**Record excerpts**.
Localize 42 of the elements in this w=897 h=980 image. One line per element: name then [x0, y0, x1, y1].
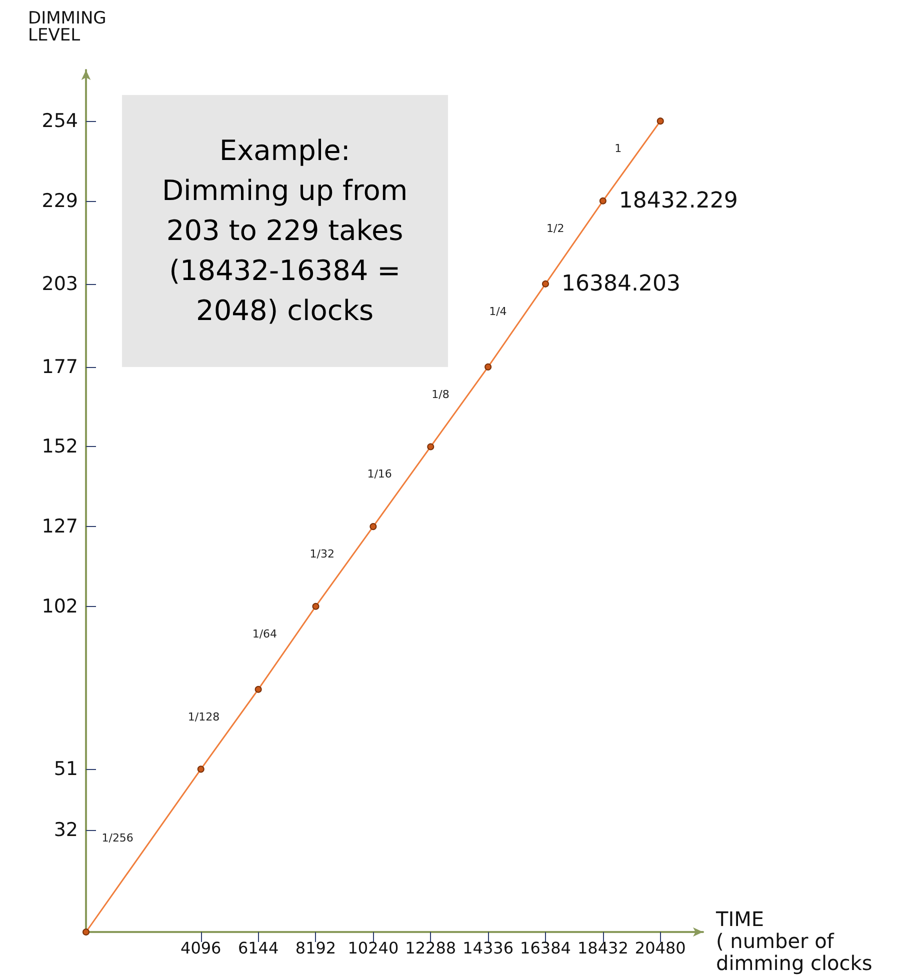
annotation: 1/64 [252, 627, 278, 640]
point [542, 280, 549, 288]
x-tick-label: 6144 [238, 938, 279, 958]
point [656, 118, 664, 125]
point [254, 686, 262, 693]
point [484, 363, 492, 370]
y-tick-label: 229 [42, 190, 78, 212]
x-tick-label: 14336 [462, 938, 514, 958]
annotation: 1/32 [310, 548, 334, 561]
annotation: 1/2 [546, 222, 564, 235]
y-tick-label: 127 [42, 516, 78, 538]
annotation: 1/256 [102, 832, 134, 845]
annotation: 1/16 [367, 468, 392, 481]
annotation: 1 [614, 142, 622, 156]
point [599, 197, 606, 204]
x-tick-label: 4096 [180, 938, 222, 958]
y-tick-label: 203 [42, 272, 78, 295]
x-tick-label: 8192 [295, 938, 336, 958]
point [312, 602, 320, 610]
y-tick-label: 254 [42, 110, 78, 132]
point [197, 766, 204, 773]
x-tick-label: 16384 [520, 938, 571, 958]
y-tick-label: 51 [54, 758, 78, 780]
point [82, 928, 90, 936]
y-tick-label: 152 [42, 436, 78, 458]
annotation: 18432.229 [618, 188, 738, 214]
point [370, 523, 377, 530]
annotation: 16384.203 [561, 271, 680, 296]
x-tick-label: 18432 [577, 938, 628, 958]
annotation: 1/8 [432, 388, 450, 401]
x-tick-label: 20480 [634, 938, 686, 958]
x-tick-label: 10240 [348, 938, 399, 958]
y-tick-label: 32 [54, 818, 78, 841]
annotation: 1/128 [188, 710, 220, 724]
point [427, 443, 434, 450]
note-box: Example: Dimming up from 203 to 229 takes (18432-16384 = 2048) clocks [122, 95, 448, 367]
y-axis-title: DIMMING LEVEL [28, 8, 106, 46]
x-tick-label: 12288 [405, 938, 456, 958]
y-tick-label: 177 [42, 356, 78, 378]
x-axis-title: TIME ( number of dimming clocks [715, 907, 872, 975]
y-tick-label: 102 [42, 595, 78, 618]
annotation: 1/4 [489, 304, 507, 318]
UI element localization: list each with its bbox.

**What you will do**.
Print all of the data above verbatim, line by line, and leave the pictures out.

**Answer to this exercise**.
Localize 42 of the elements in this w=897 h=980 image. One line per element: name then [x0, y0, x1, y1].
annotation: 1/64 [252, 627, 278, 640]
point [542, 280, 549, 288]
x-tick-label: 6144 [238, 938, 279, 958]
point [656, 118, 664, 125]
point [254, 686, 262, 693]
point [484, 363, 492, 370]
y-tick-label: 229 [42, 190, 78, 212]
x-tick-label: 14336 [462, 938, 514, 958]
annotation: 1/32 [310, 548, 334, 561]
annotation: 1/2 [546, 222, 564, 235]
y-tick-label: 127 [42, 516, 78, 538]
annotation: 1/256 [102, 832, 134, 845]
annotation: 1/16 [367, 468, 392, 481]
annotation: 1 [614, 142, 622, 156]
point [599, 197, 606, 204]
x-tick-label: 4096 [180, 938, 222, 958]
y-tick-label: 203 [42, 272, 78, 295]
x-tick-label: 8192 [295, 938, 336, 958]
point [312, 602, 320, 610]
y-tick-label: 254 [42, 110, 78, 132]
point [197, 766, 204, 773]
x-tick-label: 16384 [520, 938, 571, 958]
y-tick-label: 51 [54, 758, 78, 780]
point [82, 928, 90, 936]
y-tick-label: 152 [42, 436, 78, 458]
annotation: 18432.229 [618, 188, 738, 214]
point [370, 523, 377, 530]
annotation: 16384.203 [561, 271, 680, 296]
x-tick-label: 18432 [577, 938, 628, 958]
annotation: 1/8 [432, 388, 450, 401]
x-tick-label: 20480 [634, 938, 686, 958]
x-tick-label: 10240 [348, 938, 399, 958]
y-tick-label: 32 [54, 818, 78, 841]
annotation: 1/128 [188, 710, 220, 724]
point [427, 443, 434, 450]
note-box: Example: Dimming up from 203 to 229 takes (18432-16384 = 2048) clocks [122, 95, 448, 367]
y-axis-title: DIMMING LEVEL [28, 8, 106, 46]
x-tick-label: 12288 [405, 938, 456, 958]
y-tick-label: 177 [42, 356, 78, 378]
x-axis-title: TIME ( number of dimming clocks [715, 907, 872, 975]
y-tick-label: 102 [42, 595, 78, 618]
annotation: 1/4 [489, 304, 507, 318]
UI element localization: list each with its bbox.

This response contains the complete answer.